(Reading text)
☆ ☆ ☆

# New Shop Dust Collection Question ... or two



## chicago (Jul 5, 2012)

Well, we have finally moved back to sunny New Mexico from dreary, cold Chicago. We are now in the process of finding the right contractor to build our new garage/workshop and cannot wait for it to be built.

I have moved my Craftsman shop vac from tool to tool as needed for years and want to bring all of that to an end by installing a decent dust collection system (DCS) that is capable of attaching to my bandsaw, jointer and planer. I have no doubt that I will still find some use for my shop vac, but my intent is to have the DCS gather the bulk of the saw dust.

After working in a basement for ten years, I am not sure how all of my power tools will be organized in the new shop. Our furniture (and my tools) are currently in storage and will be delivered once the new building is constructed. That said, all of my tools are 'portable' in that they are all wheeled so each can be re-positioned until a good work flow is worked out.

As to my question, I would like some recommendation's on DCS's. I work alone, so only one tool that is attached to the DCS will be running at any given time.

All comments and suggestions will be greatly appreciated.


----------



## dbhost (Jan 28, 2008)

A couple of things you need to consider.

#1. All dust collector manufactuers LIE on their CFM ratings. They rate their machines with no restrictions whatsoever to inflate the ratings.
#2. Keep your ducting smooth walled, as large as possible, as straight as possible, and as short as possible.
#3. Pleated filters provide much more surface area, and less restriction than felt bags, they are worth every penny.
#4. Filtration to 1 micron and below is a must. The 5, 20 and 30 or so micron bags I have seen on so many collectors are not only a joke, but they spew fine dust into the air you are breathing, bad news...

☆ ☆ ☆

(Excerpts from a layout annotation set)
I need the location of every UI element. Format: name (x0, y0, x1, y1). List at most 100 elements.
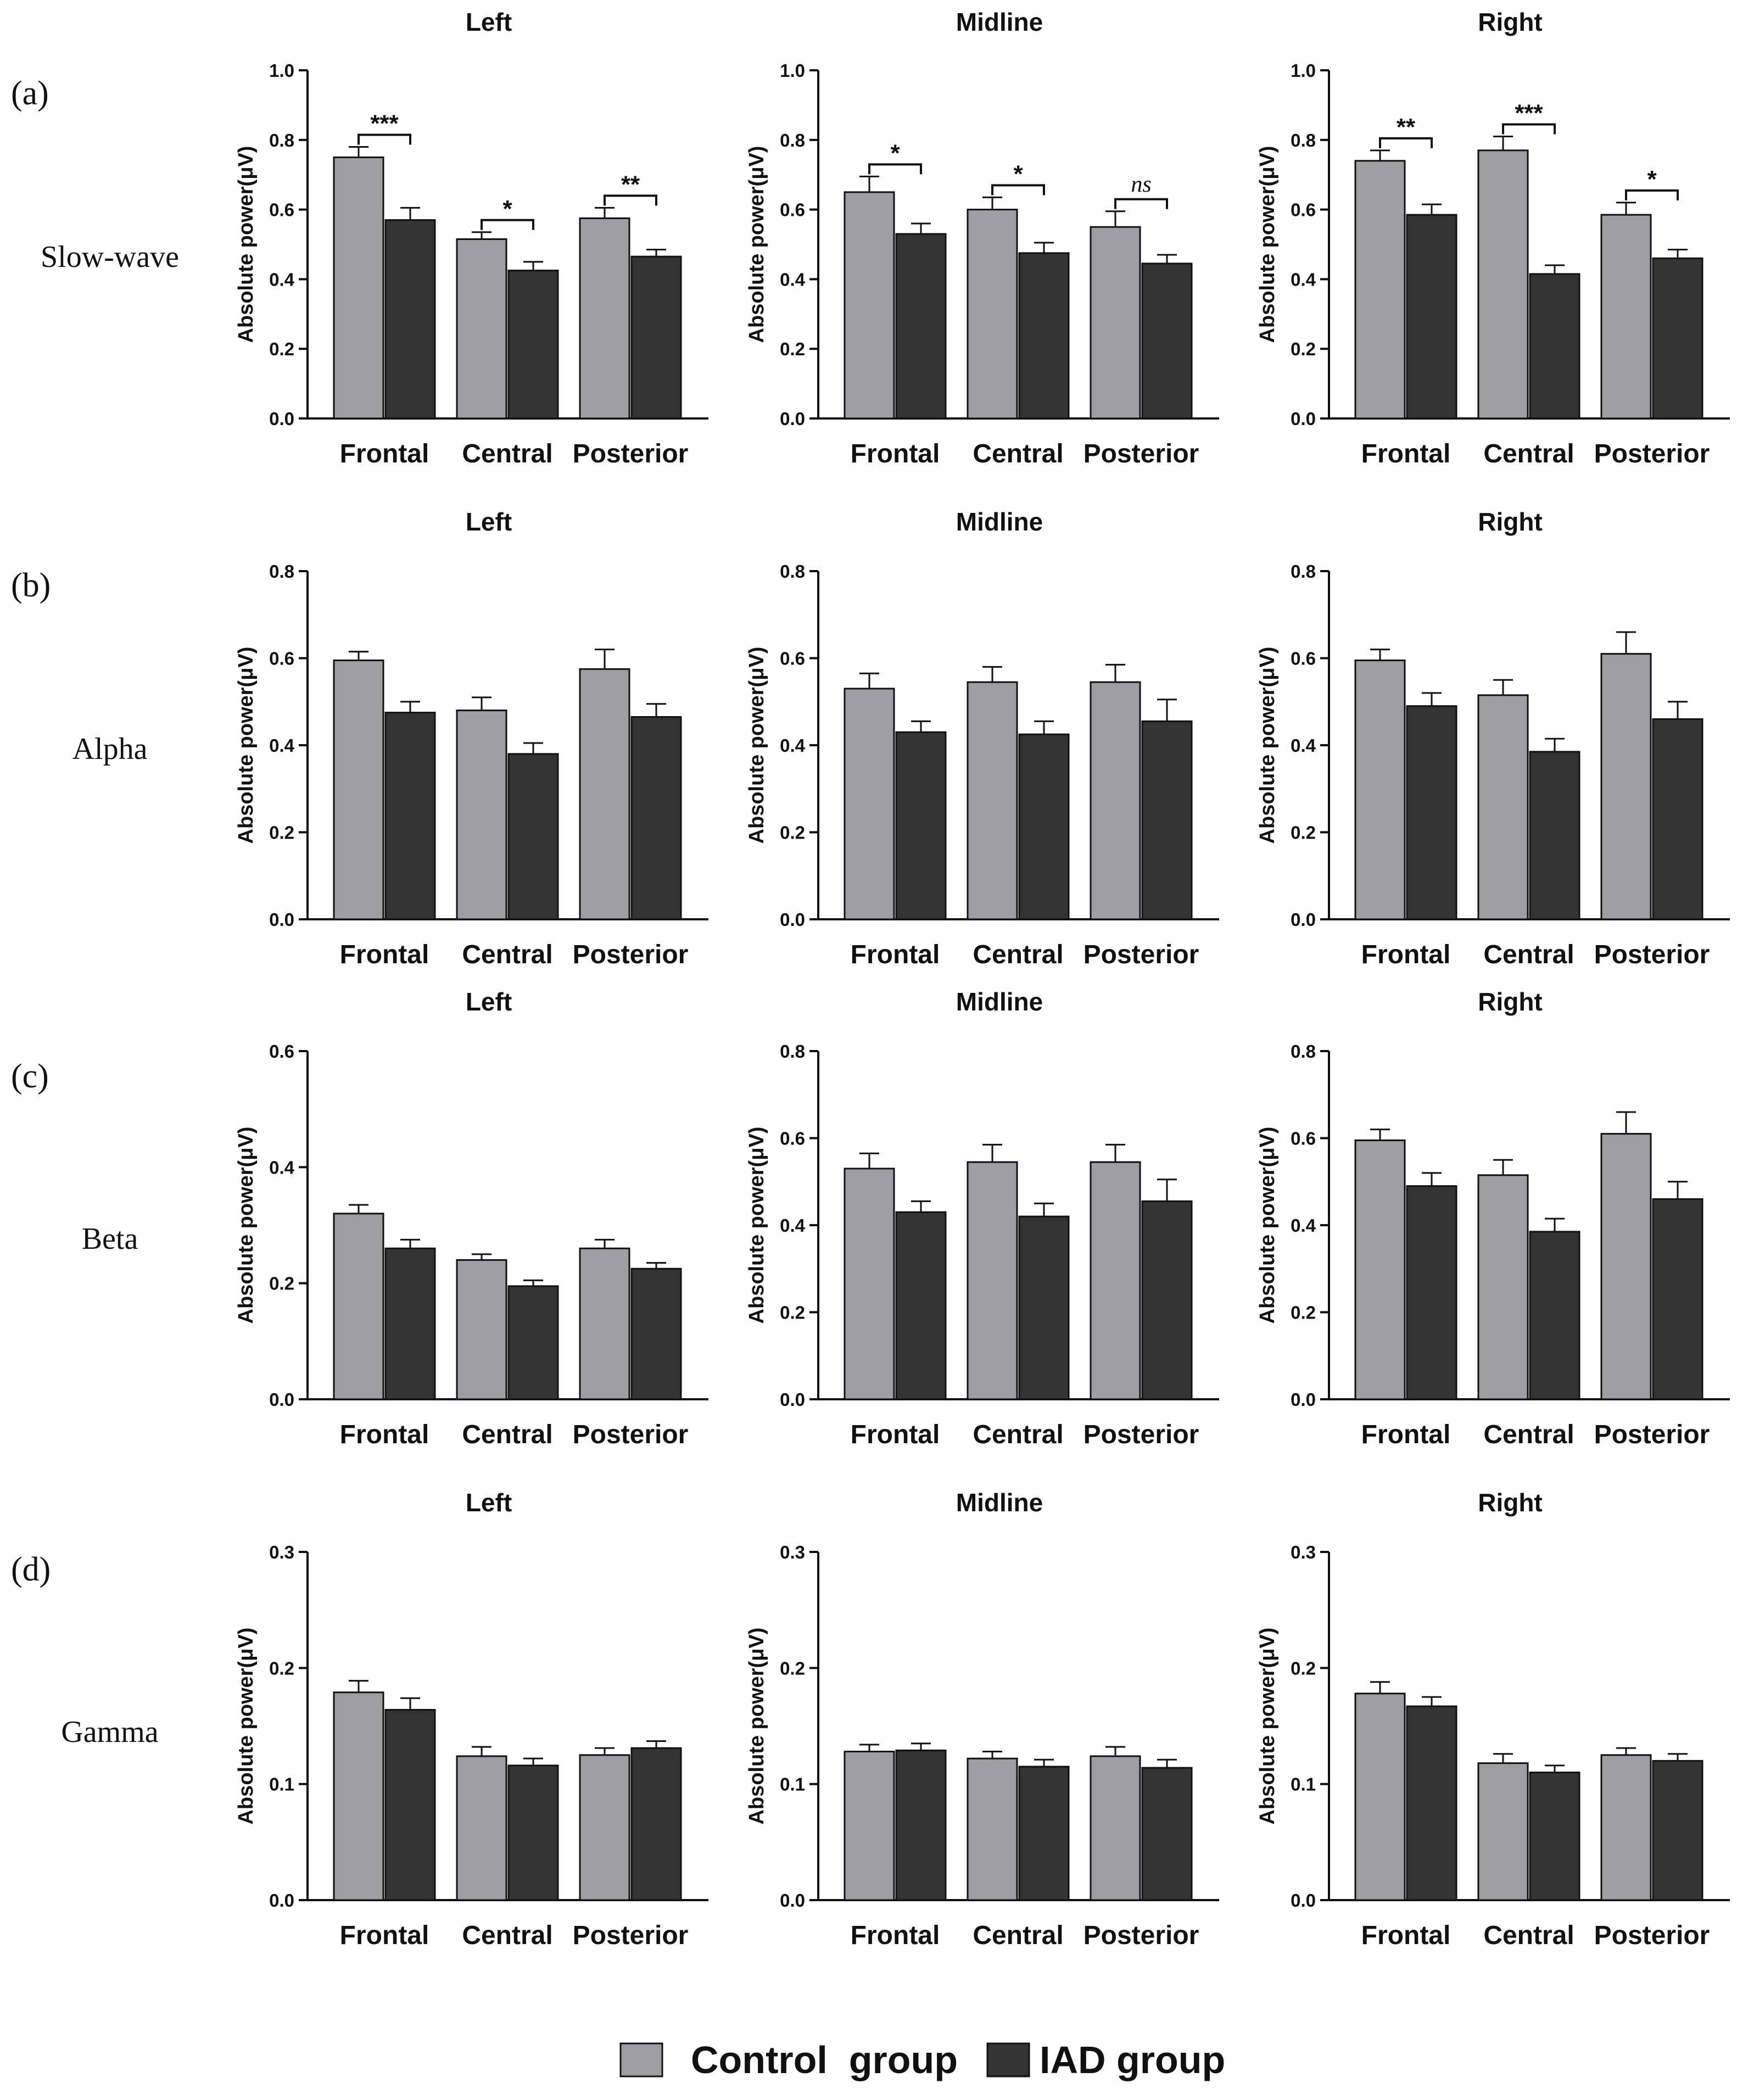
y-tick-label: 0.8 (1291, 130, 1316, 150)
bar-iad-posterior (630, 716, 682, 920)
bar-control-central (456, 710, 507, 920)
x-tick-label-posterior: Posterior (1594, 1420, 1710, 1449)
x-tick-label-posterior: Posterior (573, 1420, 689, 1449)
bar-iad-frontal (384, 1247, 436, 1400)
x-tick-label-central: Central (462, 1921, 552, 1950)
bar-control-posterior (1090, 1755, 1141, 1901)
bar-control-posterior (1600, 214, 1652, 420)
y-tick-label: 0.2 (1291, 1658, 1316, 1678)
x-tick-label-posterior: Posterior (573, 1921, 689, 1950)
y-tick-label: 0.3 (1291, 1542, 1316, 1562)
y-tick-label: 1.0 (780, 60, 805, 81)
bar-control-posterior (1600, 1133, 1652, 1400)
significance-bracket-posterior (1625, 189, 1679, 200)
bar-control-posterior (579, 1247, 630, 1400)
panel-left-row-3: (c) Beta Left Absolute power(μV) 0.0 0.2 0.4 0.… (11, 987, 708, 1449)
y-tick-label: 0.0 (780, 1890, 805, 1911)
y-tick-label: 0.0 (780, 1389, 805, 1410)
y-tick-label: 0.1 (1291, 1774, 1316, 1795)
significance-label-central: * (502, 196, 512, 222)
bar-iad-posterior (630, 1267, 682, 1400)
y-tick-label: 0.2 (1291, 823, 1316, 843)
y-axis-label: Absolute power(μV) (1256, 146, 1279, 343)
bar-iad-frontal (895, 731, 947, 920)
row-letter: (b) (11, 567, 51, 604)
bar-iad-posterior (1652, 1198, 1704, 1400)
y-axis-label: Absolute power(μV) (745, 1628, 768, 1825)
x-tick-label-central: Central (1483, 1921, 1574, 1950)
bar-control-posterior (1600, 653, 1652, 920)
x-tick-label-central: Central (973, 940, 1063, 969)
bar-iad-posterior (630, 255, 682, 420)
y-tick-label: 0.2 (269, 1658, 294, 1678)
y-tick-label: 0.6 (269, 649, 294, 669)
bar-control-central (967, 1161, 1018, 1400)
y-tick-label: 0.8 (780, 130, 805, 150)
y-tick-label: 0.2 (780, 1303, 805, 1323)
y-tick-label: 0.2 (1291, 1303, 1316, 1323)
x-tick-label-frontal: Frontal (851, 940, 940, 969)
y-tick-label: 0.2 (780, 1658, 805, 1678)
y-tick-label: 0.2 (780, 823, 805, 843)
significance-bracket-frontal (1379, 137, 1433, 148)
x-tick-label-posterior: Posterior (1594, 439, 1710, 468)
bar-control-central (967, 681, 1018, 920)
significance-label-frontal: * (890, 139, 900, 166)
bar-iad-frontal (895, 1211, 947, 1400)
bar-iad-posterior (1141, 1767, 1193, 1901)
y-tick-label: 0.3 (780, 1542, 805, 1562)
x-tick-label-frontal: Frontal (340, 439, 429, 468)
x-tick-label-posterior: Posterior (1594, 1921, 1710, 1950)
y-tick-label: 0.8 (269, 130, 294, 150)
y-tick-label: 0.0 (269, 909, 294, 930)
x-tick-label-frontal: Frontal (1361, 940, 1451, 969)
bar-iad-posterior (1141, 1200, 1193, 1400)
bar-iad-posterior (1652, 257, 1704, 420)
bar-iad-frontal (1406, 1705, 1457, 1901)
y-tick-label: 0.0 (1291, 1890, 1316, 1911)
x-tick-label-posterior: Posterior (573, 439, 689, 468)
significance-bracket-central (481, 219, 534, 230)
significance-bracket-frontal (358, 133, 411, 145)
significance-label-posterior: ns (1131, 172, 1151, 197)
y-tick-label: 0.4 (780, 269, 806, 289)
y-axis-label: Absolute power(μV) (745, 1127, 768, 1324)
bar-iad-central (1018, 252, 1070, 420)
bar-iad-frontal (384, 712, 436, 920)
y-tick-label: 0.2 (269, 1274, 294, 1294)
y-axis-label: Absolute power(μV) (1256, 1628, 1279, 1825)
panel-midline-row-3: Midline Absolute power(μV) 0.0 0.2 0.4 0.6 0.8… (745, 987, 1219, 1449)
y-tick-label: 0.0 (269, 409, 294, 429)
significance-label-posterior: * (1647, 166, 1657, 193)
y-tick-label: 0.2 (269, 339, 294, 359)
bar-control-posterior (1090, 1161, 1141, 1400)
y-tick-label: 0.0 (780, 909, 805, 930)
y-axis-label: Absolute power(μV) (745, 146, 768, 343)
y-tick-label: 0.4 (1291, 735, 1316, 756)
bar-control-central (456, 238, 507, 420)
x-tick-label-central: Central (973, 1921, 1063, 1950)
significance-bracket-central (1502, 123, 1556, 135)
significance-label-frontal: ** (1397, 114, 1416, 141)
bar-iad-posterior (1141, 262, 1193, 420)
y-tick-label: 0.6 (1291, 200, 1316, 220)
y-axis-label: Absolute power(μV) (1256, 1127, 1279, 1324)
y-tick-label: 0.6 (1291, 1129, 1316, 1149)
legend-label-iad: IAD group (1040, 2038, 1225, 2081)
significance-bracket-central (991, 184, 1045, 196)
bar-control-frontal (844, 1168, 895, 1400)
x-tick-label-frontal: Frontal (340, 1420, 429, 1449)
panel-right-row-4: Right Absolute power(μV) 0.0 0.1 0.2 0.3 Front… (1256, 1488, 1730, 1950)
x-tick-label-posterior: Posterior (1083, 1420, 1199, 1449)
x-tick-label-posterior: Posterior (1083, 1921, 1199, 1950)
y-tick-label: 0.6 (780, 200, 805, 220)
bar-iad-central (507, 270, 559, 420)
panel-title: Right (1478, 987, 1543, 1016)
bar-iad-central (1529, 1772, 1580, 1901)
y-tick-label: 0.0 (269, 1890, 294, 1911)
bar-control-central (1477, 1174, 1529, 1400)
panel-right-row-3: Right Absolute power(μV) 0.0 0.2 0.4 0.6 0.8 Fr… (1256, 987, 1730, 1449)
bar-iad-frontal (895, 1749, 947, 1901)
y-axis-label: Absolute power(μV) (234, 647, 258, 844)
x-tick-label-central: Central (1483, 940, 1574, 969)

☆ ☆ ☆

(Problems and tasks)
(1) Can you condense the paragraph of the dust collection thread that begins "I have moved my Craftsman shop vac" into a short list that keeps its main facts?
(2) Could you extend the dust collection thread, continuing after the last sentence of its final post?

(Responses for each task)
(1)
- For years, the writer has moved a Craftsman shop vac from tool to tool.
- The plan is to end that by installing a decent dust collection system (DCS).
- The DCS should connect to the bandsaw, jointer and planer.
- The shop vac will still see some use, but the DCS is meant to gather most of the sawdust.

(2)
As a minimum, I would go with a 2HP dust collector, with a good, effective low restriction separator, and a pleated filter.

My personal setup is a Harbor Freight 2HP collector, fitted with a Wynn 35A filter (.5 micron filtration) and pulling through a Thien style separator. 

To reduce the restrictions induced by corrugated hose, and elbows, I am wanting to convert mine to something like the rig THIS GUY BUILT. 









Image source: http://lumberjocks.com/assets/pictures/projects/127340-438x.jpg?1268832796

However, to eliminate the 2 bends associated with getting the lines into the separator, and through I am planning a Thien Top Hat separator to go on top of the collector can.









_Image Source: http://media-cache-ec0.pinimg.com/736x/bc/be/99/bcbe9960c943db46a998ac7e6646c77d.jpg_

Of course if you have the budget, space, and power supply to do it why not go with a full out Cyclone?


----------



## Dave Paine (May 30, 2012)

Many machines on the market can collect the chips/debris/dust.

When I wanted to upgrade my original dust collector, my considerations were :
a) No cloth bag. They work, but are a pain to clean. My latest Jet dust collector has a cannister filter at the top and clear plastic bag on the bottom.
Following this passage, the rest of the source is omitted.